→ Problem description:
Return the entries below in their exact form, leaving the pictures out.

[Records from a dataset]
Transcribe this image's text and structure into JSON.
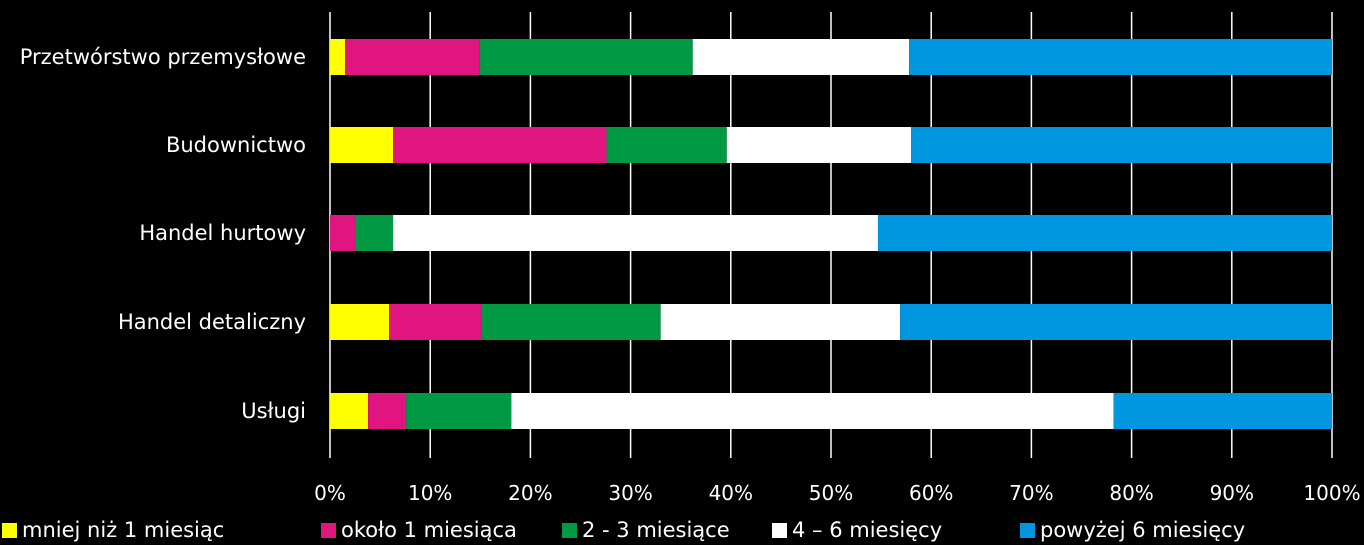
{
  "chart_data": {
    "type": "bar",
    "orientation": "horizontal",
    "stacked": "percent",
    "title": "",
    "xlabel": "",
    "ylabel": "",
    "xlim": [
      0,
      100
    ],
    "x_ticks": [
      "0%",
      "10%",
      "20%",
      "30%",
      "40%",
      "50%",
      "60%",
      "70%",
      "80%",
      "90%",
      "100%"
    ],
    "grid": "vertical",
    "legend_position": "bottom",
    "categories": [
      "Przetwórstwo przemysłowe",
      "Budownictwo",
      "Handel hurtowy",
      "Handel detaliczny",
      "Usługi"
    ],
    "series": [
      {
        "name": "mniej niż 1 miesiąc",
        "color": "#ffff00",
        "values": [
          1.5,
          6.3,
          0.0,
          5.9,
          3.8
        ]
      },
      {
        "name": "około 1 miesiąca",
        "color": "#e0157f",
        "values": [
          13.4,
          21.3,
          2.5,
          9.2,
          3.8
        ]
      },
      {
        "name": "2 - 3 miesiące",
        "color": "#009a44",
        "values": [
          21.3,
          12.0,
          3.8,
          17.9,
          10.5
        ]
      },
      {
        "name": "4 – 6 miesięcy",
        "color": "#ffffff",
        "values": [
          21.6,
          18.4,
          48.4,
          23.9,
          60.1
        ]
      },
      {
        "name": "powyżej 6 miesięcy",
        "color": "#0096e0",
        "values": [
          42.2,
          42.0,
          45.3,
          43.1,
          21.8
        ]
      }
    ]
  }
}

→ Exercise result:
Transcribe this image's text and structure into JSON.
{
  "chart_data": {
    "type": "bar",
    "orientation": "horizontal",
    "stacked": "percent",
    "title": "",
    "xlabel": "",
    "ylabel": "",
    "xlim": [
      0,
      100
    ],
    "x_ticks": [
      "0%",
      "10%",
      "20%",
      "30%",
      "40%",
      "50%",
      "60%",
      "70%",
      "80%",
      "90%",
      "100%"
    ],
    "grid": "vertical",
    "legend_position": "bottom",
    "categories": [
      "Przetwórstwo przemysłowe",
      "Budownictwo",
      "Handel hurtowy",
      "Handel detaliczny",
      "Usługi"
    ],
    "series": [
      {
        "name": "mniej niż 1 miesiąc",
        "color": "#ffff00",
        "values": [
          1.5,
          6.3,
          0.0,
          5.9,
          3.8
        ]
      },
      {
        "name": "około 1 miesiąca",
        "color": "#e0157f",
        "values": [
          13.4,
          21.3,
          2.5,
          9.2,
          3.8
        ]
      },
      {
        "name": "2 - 3 miesiące",
        "color": "#009a44",
        "values": [
          21.3,
          12.0,
          3.8,
          17.9,
          10.5
        ]
      },
      {
        "name": "4 – 6 miesięcy",
        "color": "#ffffff",
        "values": [
          21.6,
          18.4,
          48.4,
          23.9,
          60.1
        ]
      },
      {
        "name": "powyżej 6 miesięcy",
        "color": "#0096e0",
        "values": [
          42.2,
          42.0,
          45.3,
          43.1,
          21.8
        ]
      }
    ]
  }
}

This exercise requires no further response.